▸ Problem description: Please transcribe the data that follows without the pictures, keeping every word the same.

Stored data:
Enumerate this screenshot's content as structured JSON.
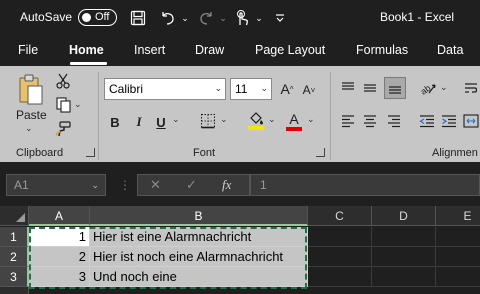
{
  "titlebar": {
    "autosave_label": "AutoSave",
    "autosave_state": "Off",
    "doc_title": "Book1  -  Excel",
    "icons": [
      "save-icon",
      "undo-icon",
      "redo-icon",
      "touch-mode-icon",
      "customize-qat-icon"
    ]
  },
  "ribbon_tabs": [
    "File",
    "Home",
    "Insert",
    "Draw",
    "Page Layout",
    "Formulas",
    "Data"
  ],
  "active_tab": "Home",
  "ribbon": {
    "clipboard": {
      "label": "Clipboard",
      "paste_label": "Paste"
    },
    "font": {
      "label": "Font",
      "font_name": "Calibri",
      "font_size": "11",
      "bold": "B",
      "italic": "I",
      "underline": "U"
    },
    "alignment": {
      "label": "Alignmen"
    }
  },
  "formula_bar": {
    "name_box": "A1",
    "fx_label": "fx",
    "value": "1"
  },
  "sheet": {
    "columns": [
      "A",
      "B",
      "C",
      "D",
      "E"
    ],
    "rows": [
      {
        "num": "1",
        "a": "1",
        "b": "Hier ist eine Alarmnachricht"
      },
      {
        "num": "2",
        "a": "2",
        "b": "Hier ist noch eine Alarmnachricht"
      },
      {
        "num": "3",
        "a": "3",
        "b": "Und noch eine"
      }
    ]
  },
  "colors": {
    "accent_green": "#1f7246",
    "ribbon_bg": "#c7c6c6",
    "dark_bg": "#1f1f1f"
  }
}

▸ Response below:
Enumerate this screenshot's content as structured JSON.
{
  "titlebar": {
    "autosave_label": "AutoSave",
    "autosave_state": "Off",
    "doc_title": "Book1  -  Excel",
    "icons": [
      "save-icon",
      "undo-icon",
      "redo-icon",
      "touch-mode-icon",
      "customize-qat-icon"
    ]
  },
  "ribbon_tabs": [
    "File",
    "Home",
    "Insert",
    "Draw",
    "Page Layout",
    "Formulas",
    "Data"
  ],
  "active_tab": "Home",
  "ribbon": {
    "clipboard": {
      "label": "Clipboard",
      "paste_label": "Paste"
    },
    "font": {
      "label": "Font",
      "font_name": "Calibri",
      "font_size": "11",
      "bold": "B",
      "italic": "I",
      "underline": "U"
    },
    "alignment": {
      "label": "Alignmen"
    }
  },
  "formula_bar": {
    "name_box": "A1",
    "fx_label": "fx",
    "value": "1"
  },
  "sheet": {
    "columns": [
      "A",
      "B",
      "C",
      "D",
      "E"
    ],
    "rows": [
      {
        "num": "1",
        "a": "1",
        "b": "Hier ist eine Alarmnachricht"
      },
      {
        "num": "2",
        "a": "2",
        "b": "Hier ist noch eine Alarmnachricht"
      },
      {
        "num": "3",
        "a": "3",
        "b": "Und noch eine"
      }
    ]
  },
  "colors": {
    "accent_green": "#1f7246",
    "ribbon_bg": "#c7c6c6",
    "dark_bg": "#1f1f1f"
  }
}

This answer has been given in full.